**Listing**
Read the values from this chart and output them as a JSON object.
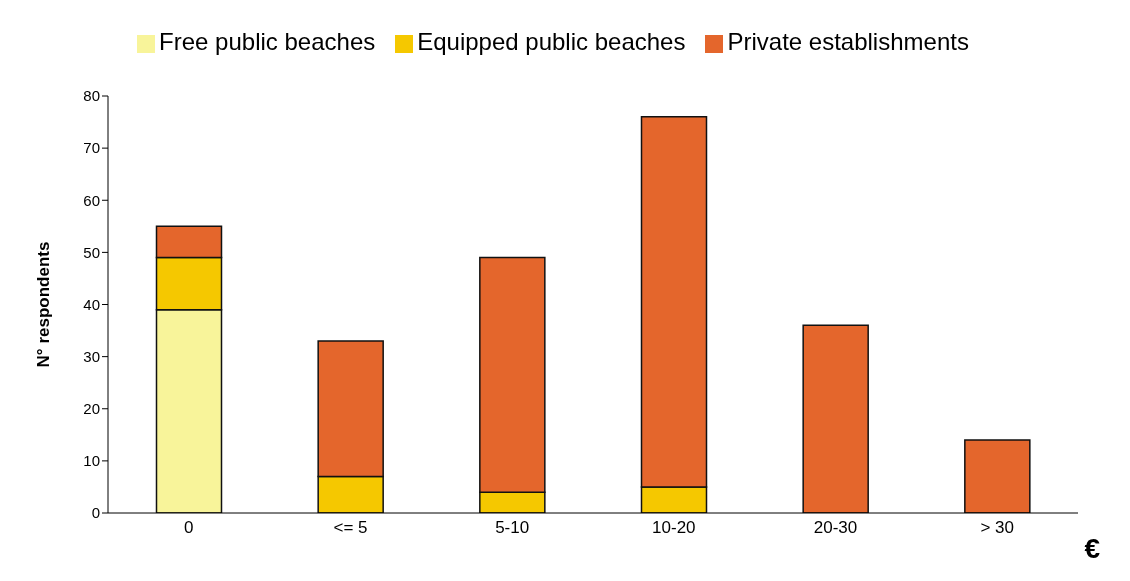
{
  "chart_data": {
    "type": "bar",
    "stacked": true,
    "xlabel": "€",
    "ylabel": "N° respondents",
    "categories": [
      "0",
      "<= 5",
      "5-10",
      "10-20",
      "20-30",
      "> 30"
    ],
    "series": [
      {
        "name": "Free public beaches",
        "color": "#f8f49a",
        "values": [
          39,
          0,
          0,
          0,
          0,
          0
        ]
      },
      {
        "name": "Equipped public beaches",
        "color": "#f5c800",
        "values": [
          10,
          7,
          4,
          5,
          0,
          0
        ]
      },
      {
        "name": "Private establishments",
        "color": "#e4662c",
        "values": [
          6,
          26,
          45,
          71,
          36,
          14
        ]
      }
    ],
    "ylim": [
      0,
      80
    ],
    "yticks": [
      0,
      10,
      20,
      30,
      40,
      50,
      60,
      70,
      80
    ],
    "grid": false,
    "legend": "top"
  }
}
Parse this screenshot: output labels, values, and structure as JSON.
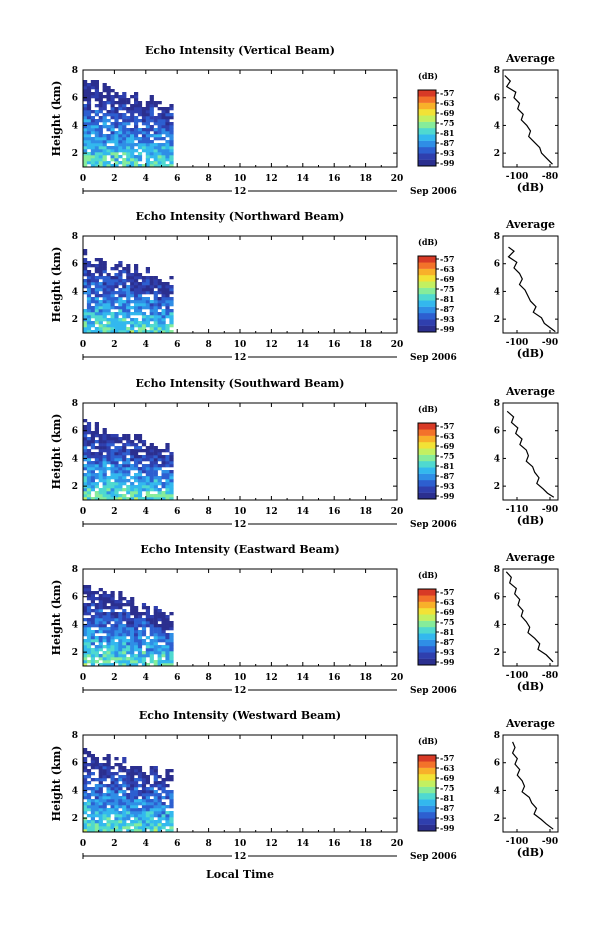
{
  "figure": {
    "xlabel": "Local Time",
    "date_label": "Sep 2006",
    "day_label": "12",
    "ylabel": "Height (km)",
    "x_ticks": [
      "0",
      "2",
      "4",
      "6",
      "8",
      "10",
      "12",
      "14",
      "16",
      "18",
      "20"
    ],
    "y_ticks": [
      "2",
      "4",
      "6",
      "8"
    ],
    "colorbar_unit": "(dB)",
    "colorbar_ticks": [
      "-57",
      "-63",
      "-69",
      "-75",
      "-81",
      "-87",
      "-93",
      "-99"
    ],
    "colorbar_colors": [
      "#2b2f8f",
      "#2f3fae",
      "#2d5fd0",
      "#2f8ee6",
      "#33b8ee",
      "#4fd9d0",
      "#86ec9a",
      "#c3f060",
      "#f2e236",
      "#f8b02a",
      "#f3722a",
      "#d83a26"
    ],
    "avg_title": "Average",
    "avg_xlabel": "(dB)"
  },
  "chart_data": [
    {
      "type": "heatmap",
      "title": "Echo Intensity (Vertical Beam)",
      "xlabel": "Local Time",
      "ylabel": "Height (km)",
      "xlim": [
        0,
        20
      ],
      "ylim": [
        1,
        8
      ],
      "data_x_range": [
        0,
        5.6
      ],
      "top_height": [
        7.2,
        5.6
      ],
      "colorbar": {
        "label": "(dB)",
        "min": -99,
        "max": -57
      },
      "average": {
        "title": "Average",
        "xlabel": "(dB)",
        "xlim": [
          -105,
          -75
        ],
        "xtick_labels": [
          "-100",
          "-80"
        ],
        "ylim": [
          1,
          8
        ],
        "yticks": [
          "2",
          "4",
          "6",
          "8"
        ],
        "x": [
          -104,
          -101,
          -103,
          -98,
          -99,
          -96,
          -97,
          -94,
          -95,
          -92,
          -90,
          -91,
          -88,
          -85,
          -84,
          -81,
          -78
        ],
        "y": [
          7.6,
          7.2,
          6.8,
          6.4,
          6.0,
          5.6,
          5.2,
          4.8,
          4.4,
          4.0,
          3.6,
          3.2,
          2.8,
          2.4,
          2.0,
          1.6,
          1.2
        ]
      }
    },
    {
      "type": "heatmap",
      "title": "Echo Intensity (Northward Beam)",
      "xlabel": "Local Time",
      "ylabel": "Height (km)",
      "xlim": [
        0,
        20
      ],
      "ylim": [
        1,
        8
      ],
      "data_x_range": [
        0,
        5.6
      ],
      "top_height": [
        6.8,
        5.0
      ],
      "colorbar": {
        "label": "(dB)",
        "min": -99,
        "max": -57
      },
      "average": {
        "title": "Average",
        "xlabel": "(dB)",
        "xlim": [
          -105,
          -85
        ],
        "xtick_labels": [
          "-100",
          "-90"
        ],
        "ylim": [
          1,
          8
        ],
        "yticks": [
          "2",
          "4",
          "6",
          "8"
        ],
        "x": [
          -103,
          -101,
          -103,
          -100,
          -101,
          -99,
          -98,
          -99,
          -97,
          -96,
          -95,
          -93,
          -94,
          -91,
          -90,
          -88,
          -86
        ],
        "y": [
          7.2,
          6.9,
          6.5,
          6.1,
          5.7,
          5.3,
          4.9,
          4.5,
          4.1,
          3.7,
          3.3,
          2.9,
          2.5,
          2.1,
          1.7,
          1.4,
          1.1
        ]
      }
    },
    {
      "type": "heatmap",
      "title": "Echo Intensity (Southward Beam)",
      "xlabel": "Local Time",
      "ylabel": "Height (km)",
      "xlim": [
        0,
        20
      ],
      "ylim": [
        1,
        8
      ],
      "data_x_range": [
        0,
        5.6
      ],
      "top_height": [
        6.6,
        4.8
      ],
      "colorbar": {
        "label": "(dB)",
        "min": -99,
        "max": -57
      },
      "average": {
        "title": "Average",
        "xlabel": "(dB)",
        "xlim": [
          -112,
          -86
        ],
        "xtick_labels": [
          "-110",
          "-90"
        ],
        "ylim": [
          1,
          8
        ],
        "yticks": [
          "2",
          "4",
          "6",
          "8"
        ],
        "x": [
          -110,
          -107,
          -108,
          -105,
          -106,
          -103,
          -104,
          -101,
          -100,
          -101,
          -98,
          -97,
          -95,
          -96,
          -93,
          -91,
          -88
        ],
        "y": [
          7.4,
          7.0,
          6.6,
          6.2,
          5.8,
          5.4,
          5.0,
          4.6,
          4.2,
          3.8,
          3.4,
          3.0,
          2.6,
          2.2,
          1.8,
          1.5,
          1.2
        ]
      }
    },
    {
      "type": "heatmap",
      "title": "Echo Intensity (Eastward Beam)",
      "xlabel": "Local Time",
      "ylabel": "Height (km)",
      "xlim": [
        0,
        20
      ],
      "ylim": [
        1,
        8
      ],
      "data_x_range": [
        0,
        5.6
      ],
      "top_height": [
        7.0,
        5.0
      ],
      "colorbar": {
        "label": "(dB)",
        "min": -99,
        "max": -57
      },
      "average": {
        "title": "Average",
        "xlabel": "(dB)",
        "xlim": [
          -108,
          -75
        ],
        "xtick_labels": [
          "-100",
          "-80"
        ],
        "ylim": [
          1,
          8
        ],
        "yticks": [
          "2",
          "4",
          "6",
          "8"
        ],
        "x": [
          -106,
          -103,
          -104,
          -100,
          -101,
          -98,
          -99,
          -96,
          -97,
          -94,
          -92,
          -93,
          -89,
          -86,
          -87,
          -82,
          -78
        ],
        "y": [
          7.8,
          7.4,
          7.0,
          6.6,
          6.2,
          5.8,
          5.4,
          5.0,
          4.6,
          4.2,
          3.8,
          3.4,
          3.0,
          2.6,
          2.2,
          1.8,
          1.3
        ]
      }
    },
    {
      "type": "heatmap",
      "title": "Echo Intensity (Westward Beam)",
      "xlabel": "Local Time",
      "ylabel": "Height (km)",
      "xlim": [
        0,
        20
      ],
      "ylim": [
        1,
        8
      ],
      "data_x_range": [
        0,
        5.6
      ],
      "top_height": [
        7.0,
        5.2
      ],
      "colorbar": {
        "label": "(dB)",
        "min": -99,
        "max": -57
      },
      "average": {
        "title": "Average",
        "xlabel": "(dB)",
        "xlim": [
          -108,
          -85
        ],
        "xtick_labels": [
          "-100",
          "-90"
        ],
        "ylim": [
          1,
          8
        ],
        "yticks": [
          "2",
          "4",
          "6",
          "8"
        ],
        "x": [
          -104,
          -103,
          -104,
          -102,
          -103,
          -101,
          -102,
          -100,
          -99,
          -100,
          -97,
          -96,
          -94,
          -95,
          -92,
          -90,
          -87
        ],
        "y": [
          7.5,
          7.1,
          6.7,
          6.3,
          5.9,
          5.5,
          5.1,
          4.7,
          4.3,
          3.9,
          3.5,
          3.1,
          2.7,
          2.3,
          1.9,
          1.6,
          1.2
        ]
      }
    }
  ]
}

**What you should do**
Collect each line of the entries that has the word "output", copying it in full.

**Response**
Read the values from this chart and output them as a JSON object.
Parse this screenshot: output labels, values, and structure as JSON.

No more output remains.